[Source data]
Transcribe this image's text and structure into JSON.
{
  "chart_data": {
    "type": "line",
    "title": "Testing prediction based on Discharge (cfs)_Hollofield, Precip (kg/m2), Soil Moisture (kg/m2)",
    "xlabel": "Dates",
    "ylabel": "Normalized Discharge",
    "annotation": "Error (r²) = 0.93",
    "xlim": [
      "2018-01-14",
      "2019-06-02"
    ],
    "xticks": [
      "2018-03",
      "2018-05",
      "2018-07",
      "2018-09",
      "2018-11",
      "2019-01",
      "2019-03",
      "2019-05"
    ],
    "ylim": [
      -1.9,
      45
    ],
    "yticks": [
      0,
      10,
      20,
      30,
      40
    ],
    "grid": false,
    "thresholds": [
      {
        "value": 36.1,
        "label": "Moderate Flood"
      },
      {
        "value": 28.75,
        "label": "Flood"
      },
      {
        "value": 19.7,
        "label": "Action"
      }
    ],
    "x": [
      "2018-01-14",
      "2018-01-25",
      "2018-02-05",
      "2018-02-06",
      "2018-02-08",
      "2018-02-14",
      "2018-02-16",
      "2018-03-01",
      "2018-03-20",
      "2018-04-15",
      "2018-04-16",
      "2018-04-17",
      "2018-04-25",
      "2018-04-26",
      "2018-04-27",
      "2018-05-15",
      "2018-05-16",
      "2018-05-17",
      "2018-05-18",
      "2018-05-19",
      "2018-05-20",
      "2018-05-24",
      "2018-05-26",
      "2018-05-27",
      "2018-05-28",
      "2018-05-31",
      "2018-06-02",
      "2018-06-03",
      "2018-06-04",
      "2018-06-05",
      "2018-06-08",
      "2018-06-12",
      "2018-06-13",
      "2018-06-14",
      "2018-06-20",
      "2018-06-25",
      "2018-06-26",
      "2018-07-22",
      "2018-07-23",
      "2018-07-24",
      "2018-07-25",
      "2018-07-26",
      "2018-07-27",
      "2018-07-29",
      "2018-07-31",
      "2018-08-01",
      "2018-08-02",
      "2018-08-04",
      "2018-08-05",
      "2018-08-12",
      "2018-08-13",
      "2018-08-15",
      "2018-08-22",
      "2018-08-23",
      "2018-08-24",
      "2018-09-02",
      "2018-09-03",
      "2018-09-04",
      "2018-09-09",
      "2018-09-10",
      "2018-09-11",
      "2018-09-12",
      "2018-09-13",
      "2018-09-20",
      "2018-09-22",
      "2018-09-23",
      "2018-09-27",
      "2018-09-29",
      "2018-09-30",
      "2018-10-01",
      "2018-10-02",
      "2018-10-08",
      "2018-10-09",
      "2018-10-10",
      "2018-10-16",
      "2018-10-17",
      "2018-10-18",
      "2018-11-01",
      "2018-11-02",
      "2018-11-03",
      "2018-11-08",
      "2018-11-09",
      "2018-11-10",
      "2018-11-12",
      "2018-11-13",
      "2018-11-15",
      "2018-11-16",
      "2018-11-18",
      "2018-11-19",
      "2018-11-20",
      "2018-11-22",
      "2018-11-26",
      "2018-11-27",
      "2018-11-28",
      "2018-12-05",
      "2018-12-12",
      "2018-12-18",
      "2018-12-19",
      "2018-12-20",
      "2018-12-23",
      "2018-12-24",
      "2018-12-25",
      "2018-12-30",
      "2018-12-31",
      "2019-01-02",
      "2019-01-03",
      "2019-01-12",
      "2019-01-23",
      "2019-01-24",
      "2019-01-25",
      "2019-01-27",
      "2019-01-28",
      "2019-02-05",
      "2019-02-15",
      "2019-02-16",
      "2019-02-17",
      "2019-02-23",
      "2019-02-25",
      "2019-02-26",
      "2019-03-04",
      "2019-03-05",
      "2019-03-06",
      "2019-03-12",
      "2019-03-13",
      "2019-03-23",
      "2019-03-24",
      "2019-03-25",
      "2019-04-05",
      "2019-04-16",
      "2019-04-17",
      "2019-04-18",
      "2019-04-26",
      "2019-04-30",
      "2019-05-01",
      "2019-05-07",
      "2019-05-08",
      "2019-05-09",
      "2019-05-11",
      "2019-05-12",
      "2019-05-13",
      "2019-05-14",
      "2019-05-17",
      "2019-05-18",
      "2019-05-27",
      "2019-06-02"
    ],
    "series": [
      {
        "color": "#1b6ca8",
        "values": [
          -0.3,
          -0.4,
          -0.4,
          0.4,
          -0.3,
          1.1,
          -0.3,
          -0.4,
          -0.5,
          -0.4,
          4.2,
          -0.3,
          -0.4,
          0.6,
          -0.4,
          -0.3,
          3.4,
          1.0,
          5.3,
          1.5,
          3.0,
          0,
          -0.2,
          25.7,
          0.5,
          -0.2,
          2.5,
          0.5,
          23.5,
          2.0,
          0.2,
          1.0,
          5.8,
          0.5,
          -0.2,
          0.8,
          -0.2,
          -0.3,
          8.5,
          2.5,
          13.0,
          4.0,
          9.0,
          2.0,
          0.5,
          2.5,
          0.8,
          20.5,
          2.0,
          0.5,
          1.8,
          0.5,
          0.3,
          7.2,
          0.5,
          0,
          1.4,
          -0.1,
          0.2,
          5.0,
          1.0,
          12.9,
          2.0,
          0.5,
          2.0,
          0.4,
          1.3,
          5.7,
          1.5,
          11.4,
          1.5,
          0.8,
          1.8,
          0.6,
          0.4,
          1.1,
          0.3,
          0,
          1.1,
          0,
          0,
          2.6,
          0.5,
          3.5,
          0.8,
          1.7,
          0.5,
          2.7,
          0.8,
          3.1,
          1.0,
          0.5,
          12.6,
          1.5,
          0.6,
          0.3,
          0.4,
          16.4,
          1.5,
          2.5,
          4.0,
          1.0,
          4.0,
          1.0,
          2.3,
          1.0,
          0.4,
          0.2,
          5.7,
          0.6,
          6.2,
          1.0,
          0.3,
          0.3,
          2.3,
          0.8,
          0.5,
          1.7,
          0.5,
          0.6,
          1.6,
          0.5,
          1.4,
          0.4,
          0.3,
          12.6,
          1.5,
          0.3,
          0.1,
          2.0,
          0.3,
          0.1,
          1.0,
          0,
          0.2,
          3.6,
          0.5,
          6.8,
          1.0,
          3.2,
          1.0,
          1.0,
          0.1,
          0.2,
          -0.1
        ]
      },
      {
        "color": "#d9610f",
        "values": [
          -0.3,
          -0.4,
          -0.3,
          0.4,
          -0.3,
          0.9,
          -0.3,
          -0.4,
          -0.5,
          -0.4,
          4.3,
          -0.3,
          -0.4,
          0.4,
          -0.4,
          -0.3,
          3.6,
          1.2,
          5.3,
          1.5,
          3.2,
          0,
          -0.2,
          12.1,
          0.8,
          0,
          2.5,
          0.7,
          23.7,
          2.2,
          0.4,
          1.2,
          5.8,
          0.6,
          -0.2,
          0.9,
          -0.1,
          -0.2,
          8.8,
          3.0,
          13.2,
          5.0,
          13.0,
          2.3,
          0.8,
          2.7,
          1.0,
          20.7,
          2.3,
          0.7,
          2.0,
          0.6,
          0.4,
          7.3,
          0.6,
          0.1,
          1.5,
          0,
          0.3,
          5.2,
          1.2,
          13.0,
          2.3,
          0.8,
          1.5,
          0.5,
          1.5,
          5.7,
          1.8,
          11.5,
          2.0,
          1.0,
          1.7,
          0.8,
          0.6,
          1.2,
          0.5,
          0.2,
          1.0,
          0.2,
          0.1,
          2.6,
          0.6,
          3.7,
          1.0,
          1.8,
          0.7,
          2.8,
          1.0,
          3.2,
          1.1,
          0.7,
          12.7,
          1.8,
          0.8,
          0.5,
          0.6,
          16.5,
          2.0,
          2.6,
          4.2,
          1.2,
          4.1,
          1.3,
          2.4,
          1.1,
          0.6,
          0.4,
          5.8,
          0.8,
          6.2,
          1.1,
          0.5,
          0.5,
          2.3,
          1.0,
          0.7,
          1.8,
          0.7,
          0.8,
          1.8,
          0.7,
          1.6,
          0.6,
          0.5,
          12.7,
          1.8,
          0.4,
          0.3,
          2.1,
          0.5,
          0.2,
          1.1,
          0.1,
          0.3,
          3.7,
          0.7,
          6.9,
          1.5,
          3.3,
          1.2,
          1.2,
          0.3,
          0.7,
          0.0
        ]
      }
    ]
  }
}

Short task → Identify each line containing the string "Discharge" and copy it out.

Full output →
    "title": "Testing prediction based on Discharge (cfs)_Hollofield, Precip (kg/m2), Soil Moisture (kg/m2)",
    "ylabel": "Normalized Discharge",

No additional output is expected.